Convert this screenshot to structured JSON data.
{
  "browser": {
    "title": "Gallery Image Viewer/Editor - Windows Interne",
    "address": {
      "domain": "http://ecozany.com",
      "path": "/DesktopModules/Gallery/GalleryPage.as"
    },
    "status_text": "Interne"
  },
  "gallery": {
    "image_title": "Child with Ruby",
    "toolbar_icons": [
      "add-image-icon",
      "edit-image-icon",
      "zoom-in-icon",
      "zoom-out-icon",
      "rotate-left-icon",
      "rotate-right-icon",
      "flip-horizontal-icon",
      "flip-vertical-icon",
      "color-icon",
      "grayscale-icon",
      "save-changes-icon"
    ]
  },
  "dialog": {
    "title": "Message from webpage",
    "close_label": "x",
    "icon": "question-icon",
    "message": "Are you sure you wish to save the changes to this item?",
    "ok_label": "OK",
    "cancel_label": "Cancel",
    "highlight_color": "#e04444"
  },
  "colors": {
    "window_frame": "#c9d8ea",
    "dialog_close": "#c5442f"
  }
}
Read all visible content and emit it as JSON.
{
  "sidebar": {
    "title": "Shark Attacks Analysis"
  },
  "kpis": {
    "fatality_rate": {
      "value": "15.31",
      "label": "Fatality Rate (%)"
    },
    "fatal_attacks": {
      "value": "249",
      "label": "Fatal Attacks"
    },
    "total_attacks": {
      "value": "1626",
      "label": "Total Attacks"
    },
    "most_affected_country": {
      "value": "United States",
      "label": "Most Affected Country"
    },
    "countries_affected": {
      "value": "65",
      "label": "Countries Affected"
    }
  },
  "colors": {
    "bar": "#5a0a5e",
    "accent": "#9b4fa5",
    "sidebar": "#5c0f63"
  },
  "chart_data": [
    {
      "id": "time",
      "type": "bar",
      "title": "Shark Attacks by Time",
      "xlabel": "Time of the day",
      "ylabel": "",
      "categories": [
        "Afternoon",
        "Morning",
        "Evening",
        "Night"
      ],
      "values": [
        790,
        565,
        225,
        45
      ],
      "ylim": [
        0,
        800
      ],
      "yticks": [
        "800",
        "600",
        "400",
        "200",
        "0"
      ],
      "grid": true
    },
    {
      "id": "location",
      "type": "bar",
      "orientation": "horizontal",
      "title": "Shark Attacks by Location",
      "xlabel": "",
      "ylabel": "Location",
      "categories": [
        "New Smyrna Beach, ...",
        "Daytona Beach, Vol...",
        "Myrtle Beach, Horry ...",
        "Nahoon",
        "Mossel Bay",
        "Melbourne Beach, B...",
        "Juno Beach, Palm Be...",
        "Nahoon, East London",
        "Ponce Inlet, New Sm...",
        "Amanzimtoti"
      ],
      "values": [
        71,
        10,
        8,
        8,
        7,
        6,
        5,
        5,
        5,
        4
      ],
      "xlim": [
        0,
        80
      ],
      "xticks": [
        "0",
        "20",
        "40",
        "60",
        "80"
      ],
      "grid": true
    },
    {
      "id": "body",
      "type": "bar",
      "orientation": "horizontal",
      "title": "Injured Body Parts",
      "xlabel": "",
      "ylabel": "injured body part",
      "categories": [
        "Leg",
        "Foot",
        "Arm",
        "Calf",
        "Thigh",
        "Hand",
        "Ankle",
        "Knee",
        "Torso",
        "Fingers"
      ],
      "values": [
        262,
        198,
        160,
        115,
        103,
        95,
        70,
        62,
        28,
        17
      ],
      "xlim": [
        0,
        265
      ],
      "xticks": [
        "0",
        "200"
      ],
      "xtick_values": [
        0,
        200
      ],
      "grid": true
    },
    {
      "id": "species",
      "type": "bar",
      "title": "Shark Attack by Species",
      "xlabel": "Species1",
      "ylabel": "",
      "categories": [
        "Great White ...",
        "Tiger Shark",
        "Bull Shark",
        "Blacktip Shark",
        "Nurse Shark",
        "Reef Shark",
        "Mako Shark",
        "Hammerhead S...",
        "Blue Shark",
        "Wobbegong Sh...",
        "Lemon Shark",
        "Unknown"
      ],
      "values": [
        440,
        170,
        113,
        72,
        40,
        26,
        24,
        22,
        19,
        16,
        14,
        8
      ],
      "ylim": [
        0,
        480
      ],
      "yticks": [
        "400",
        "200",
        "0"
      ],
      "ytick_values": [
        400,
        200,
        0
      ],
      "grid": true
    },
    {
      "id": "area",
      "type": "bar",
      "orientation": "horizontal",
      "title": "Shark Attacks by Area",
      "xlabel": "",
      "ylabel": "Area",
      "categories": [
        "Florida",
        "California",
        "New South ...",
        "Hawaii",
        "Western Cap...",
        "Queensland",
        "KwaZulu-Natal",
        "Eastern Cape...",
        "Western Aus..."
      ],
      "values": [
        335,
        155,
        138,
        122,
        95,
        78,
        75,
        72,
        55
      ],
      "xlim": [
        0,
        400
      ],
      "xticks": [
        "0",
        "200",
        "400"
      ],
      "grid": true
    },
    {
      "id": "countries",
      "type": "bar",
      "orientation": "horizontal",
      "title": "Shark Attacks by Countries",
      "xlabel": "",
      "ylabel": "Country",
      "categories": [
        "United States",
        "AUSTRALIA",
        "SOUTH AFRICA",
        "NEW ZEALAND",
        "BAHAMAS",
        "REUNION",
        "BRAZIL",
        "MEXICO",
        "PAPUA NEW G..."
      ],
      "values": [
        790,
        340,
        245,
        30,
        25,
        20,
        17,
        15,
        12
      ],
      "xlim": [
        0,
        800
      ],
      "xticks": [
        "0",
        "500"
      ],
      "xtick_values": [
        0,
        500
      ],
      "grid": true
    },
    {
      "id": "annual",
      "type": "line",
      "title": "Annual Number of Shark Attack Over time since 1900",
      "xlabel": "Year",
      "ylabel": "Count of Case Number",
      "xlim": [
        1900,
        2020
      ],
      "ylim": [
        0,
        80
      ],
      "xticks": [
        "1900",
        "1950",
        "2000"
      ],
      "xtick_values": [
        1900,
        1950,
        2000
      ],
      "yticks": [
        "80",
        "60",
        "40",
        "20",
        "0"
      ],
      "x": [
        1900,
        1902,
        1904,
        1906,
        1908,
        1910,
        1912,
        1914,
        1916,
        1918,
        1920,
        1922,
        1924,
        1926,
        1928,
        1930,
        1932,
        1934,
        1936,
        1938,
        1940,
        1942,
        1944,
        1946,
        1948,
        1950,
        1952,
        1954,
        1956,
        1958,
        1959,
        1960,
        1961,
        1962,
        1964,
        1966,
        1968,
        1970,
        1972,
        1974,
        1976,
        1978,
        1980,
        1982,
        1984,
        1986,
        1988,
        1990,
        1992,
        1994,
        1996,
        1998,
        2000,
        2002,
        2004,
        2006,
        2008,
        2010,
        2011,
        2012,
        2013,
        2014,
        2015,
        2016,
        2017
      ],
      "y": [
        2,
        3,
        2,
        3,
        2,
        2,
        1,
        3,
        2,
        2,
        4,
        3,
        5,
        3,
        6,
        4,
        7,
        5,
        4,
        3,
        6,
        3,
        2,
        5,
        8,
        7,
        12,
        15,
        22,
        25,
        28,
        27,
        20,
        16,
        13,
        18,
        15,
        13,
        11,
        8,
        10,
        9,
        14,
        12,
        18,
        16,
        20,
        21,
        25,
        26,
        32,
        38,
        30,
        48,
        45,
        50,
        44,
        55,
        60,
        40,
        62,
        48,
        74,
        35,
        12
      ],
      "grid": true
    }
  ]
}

- **What the task asks**
Copy all the entries verbatim.

- **Output of the task**
Convert this screenshot to structured JSON data.
{
  "browser": {
    "title": "Gallery Image Viewer/Editor - Windows Interne",
    "address": {
      "domain": "http://ecozany.com",
      "path": "/DesktopModules/Gallery/GalleryPage.as"
    },
    "status_text": "Interne"
  },
  "gallery": {
    "image_title": "Child with Ruby",
    "toolbar_icons": [
      "add-image-icon",
      "edit-image-icon",
      "zoom-in-icon",
      "zoom-out-icon",
      "rotate-left-icon",
      "rotate-right-icon",
      "flip-horizontal-icon",
      "flip-vertical-icon",
      "color-icon",
      "grayscale-icon",
      "save-changes-icon"
    ]
  },
  "dialog": {
    "title": "Message from webpage",
    "close_label": "x",
    "icon": "question-icon",
    "message": "Are you sure you wish to save the changes to this item?",
    "ok_label": "OK",
    "cancel_label": "Cancel",
    "highlight_color": "#e04444"
  },
  "colors": {
    "window_frame": "#c9d8ea",
    "dialog_close": "#c5442f"
  }
}
Read all visible content and emit it as JSON.
{
  "sidebar": {
    "title": "Shark Attacks Analysis"
  },
  "kpis": {
    "fatality_rate": {
      "value": "15.31",
      "label": "Fatality Rate (%)"
    },
    "fatal_attacks": {
      "value": "249",
      "label": "Fatal Attacks"
    },
    "total_attacks": {
      "value": "1626",
      "label": "Total Attacks"
    },
    "most_affected_country": {
      "value": "United States",
      "label": "Most Affected Country"
    },
    "countries_affected": {
      "value": "65",
      "label": "Countries Affected"
    }
  },
  "colors": {
    "bar": "#5a0a5e",
    "accent": "#9b4fa5",
    "sidebar": "#5c0f63"
  },
  "chart_data": [
    {
      "id": "time",
      "type": "bar",
      "title": "Shark Attacks by Time",
      "xlabel": "Time of the day",
      "ylabel": "",
      "categories": [
        "Afternoon",
        "Morning",
        "Evening",
        "Night"
      ],
      "values": [
        790,
        565,
        225,
        45
      ],
      "ylim": [
        0,
        800
      ],
      "yticks": [
        "800",
        "600",
        "400",
        "200",
        "0"
      ],
      "grid": true
    },
    {
      "id": "location",
      "type": "bar",
      "orientation": "horizontal",
      "title": "Shark Attacks by Location",
      "xlabel": "",
      "ylabel": "Location",
      "categories": [
        "New Smyrna Beach, ...",
        "Daytona Beach, Vol...",
        "Myrtle Beach, Horry ...",
        "Nahoon",
        "Mossel Bay",
        "Melbourne Beach, B...",
        "Juno Beach, Palm Be...",
        "Nahoon, East London",
        "Ponce Inlet, New Sm...",
        "Amanzimtoti"
      ],
      "values": [
        71,
        10,
        8,
        8,
        7,
        6,
        5,
        5,
        5,
        4
      ],
      "xlim": [
        0,
        80
      ],
      "xticks": [
        "0",
        "20",
        "40",
        "60",
        "80"
      ],
      "grid": true
    },
    {
      "id": "body",
      "type": "bar",
      "orientation": "horizontal",
      "title": "Injured Body Parts",
      "xlabel": "",
      "ylabel": "injured body part",
      "categories": [
        "Leg",
        "Foot",
        "Arm",
        "Calf",
        "Thigh",
        "Hand",
        "Ankle",
        "Knee",
        "Torso",
        "Fingers"
      ],
      "values": [
        262,
        198,
        160,
        115,
        103,
        95,
        70,
        62,
        28,
        17
      ],
      "xlim": [
        0,
        265
      ],
      "xticks": [
        "0",
        "200"
      ],
      "xtick_values": [
        0,
        200
      ],
      "grid": true
    },
    {
      "id": "species",
      "type": "bar",
      "title": "Shark Attack by Species",
      "xlabel": "Species1",
      "ylabel": "",
      "categories": [
        "Great White ...",
        "Tiger Shark",
        "Bull Shark",
        "Blacktip Shark",
        "Nurse Shark",
        "Reef Shark",
        "Mako Shark",
        "Hammerhead S...",
        "Blue Shark",
        "Wobbegong Sh...",
        "Lemon Shark",
        "Unknown"
      ],
      "values": [
        440,
        170,
        113,
        72,
        40,
        26,
        24,
        22,
        19,
        16,
        14,
        8
      ],
      "ylim": [
        0,
        480
      ],
      "yticks": [
        "400",
        "200",
        "0"
      ],
      "ytick_values": [
        400,
        200,
        0
      ],
      "grid": true
    },
    {
      "id": "area",
      "type": "bar",
      "orientation": "horizontal",
      "title": "Shark Attacks by Area",
      "xlabel": "",
      "ylabel": "Area",
      "categories": [
        "Florida",
        "California",
        "New South ...",
        "Hawaii",
        "Western Cap...",
        "Queensland",
        "KwaZulu-Natal",
        "Eastern Cape...",
        "Western Aus..."
      ],
      "values": [
        335,
        155,
        138,
        122,
        95,
        78,
        75,
        72,
        55
      ],
      "xlim": [
        0,
        400
      ],
      "xticks": [
        "0",
        "200",
        "400"
      ],
      "grid": true
    },
    {
      "id": "countries",
      "type": "bar",
      "orientation": "horizontal",
      "title": "Shark Attacks by Countries",
      "xlabel": "",
      "ylabel": "Country",
      "categories": [
        "United States",
        "AUSTRALIA",
        "SOUTH AFRICA",
        "NEW ZEALAND",
        "BAHAMAS",
        "REUNION",
        "BRAZIL",
        "MEXICO",
        "PAPUA NEW G..."
      ],
      "values": [
        790,
        340,
        245,
        30,
        25,
        20,
        17,
        15,
        12
      ],
      "xlim": [
        0,
        800
      ],
      "xticks": [
        "0",
        "500"
      ],
      "xtick_values": [
        0,
        500
      ],
      "grid": true
    },
    {
      "id": "annual",
      "type": "line",
      "title": "Annual Number of Shark Attack Over time since 1900",
      "xlabel": "Year",
      "ylabel": "Count of Case Number",
      "xlim": [
        1900,
        2020
      ],
      "ylim": [
        0,
        80
      ],
      "xticks": [
        "1900",
        "1950",
        "2000"
      ],
      "xtick_values": [
        1900,
        1950,
        2000
      ],
      "yticks": [
        "80",
        "60",
        "40",
        "20",
        "0"
      ],
      "x": [
        1900,
        1902,
        1904,
        1906,
        1908,
        1910,
        1912,
        1914,
        1916,
        1918,
        1920,
        1922,
        1924,
        1926,
        1928,
        1930,
        1932,
        1934,
        1936,
        1938,
        1940,
        1942,
        1944,
        1946,
        1948,
        1950,
        1952,
        1954,
        1956,
        1958,
        1959,
        1960,
        1961,
        1962,
        1964,
        1966,
        1968,
        1970,
        1972,
        1974,
        1976,
        1978,
        1980,
        1982,
        1984,
        1986,
        1988,
        1990,
        1992,
        1994,
        1996,
        1998,
        2000,
        2002,
        2004,
        2006,
        2008,
        2010,
        2011,
        2012,
        2013,
        2014,
        2015,
        2016,
        2017
      ],
      "y": [
        2,
        3,
        2,
        3,
        2,
        2,
        1,
        3,
        2,
        2,
        4,
        3,
        5,
        3,
        6,
        4,
        7,
        5,
        4,
        3,
        6,
        3,
        2,
        5,
        8,
        7,
        12,
        15,
        22,
        25,
        28,
        27,
        20,
        16,
        13,
        18,
        15,
        13,
        11,
        8,
        10,
        9,
        14,
        12,
        18,
        16,
        20,
        21,
        25,
        26,
        32,
        38,
        30,
        48,
        45,
        50,
        44,
        55,
        60,
        40,
        62,
        48,
        74,
        35,
        12
      ],
      "grid": true
    }
  ]
}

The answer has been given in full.